### Exercise data
-=-=-

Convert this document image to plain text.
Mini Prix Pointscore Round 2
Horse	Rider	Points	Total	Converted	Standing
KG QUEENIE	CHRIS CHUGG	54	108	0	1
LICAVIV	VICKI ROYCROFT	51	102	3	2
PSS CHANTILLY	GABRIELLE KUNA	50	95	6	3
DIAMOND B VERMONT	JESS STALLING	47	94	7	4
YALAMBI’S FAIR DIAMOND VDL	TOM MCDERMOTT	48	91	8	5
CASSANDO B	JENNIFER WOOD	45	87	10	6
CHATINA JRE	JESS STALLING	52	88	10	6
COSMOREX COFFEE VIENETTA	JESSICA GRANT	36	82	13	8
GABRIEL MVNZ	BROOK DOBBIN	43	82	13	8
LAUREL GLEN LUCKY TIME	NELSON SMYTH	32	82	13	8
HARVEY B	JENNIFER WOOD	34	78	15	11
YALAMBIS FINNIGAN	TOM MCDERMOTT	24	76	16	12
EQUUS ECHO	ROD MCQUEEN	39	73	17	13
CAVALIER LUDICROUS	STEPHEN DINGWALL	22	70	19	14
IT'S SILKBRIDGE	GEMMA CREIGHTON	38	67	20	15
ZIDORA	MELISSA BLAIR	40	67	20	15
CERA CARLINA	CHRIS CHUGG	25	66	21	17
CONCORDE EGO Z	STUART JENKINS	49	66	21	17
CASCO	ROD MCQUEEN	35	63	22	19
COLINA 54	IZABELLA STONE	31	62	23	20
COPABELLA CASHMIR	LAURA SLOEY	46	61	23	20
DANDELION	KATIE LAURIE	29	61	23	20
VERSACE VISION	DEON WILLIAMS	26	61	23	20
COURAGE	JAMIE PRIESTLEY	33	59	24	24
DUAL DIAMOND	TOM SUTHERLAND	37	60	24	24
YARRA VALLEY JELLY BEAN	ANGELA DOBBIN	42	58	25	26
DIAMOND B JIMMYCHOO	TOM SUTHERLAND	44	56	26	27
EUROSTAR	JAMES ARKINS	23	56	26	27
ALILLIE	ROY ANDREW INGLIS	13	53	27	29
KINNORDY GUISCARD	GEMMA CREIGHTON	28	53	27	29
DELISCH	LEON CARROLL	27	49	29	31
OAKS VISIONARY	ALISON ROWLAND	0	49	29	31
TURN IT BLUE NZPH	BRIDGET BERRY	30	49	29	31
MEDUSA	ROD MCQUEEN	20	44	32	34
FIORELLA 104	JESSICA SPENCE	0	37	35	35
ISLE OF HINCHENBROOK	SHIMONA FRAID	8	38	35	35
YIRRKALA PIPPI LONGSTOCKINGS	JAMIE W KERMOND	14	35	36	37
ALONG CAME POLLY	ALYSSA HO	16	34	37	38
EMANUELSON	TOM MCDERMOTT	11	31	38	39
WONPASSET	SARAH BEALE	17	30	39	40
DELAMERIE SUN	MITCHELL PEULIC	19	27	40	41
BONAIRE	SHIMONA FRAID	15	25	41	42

-=-=-

### Your goal
Restate the listing in full, word for word.

### Full solution
Convert this document image to plain text.
Mini Prix Pointscore Round 2
Horse	Rider	Points	Total	Converted	Standing
KG QUEENIE	CHRIS CHUGG	54	108	0	1
LICAVIV	VICKI ROYCROFT	51	102	3	2
PSS CHANTILLY	GABRIELLE KUNA	50	95	6	3
DIAMOND B VERMONT	JESS STALLING	47	94	7	4
YALAMBI’S FAIR DIAMOND VDL	TOM MCDERMOTT	48	91	8	5
CASSANDO B	JENNIFER WOOD	45	87	10	6
CHATINA JRE	JESS STALLING	52	88	10	6
COSMOREX COFFEE VIENETTA	JESSICA GRANT	36	82	13	8
GABRIEL MVNZ	BROOK DOBBIN	43	82	13	8
LAUREL GLEN LUCKY TIME	NELSON SMYTH	32	82	13	8
HARVEY B	JENNIFER WOOD	34	78	15	11
YALAMBIS FINNIGAN	TOM MCDERMOTT	24	76	16	12
EQUUS ECHO	ROD MCQUEEN	39	73	17	13
CAVALIER LUDICROUS	STEPHEN DINGWALL	22	70	19	14
IT'S SILKBRIDGE	GEMMA CREIGHTON	38	67	20	15
ZIDORA	MELISSA BLAIR	40	67	20	15
CERA CARLINA	CHRIS CHUGG	25	66	21	17
CONCORDE EGO Z	STUART JENKINS	49	66	21	17
CASCO	ROD MCQUEEN	35	63	22	19
COLINA 54	IZABELLA STONE	31	62	23	20
COPABELLA CASHMIR	LAURA SLOEY	46	61	23	20
DANDELION	KATIE LAURIE	29	61	23	20
VERSACE VISION	DEON WILLIAMS	26	61	23	20
COURAGE	JAMIE PRIESTLEY	33	59	24	24
DUAL DIAMOND	TOM SUTHERLAND	37	60	24	24
YARRA VALLEY JELLY BEAN	ANGELA DOBBIN	42	58	25	26
DIAMOND B JIMMYCHOO	TOM SUTHERLAND	44	56	26	27
EUROSTAR	JAMES ARKINS	23	56	26	27
ALILLIE	ROY ANDREW INGLIS	13	53	27	29
KINNORDY GUISCARD	GEMMA CREIGHTON	28	53	27	29
DELISCH	LEON CARROLL	27	49	29	31
OAKS VISIONARY	ALISON ROWLAND	0	49	29	31
TURN IT BLUE NZPH	BRIDGET BERRY	30	49	29	31
MEDUSA	ROD MCQUEEN	20	44	32	34
FIORELLA 104	JESSICA SPENCE	0	37	35	35
ISLE OF HINCHENBROOK	SHIMONA FRAID	8	38	35	35
YIRRKALA PIPPI LONGSTOCKINGS	JAMIE W KERMOND	14	35	36	37
ALONG CAME POLLY	ALYSSA HO	16	34	37	38
EMANUELSON	TOM MCDERMOTT	11	31	38	39
WONPASSET	SARAH BEALE	17	30	39	40
DELAMERIE SUN	MITCHELL PEULIC	19	27	40	41
BONAIRE	SHIMONA FRAID	15	25	41	42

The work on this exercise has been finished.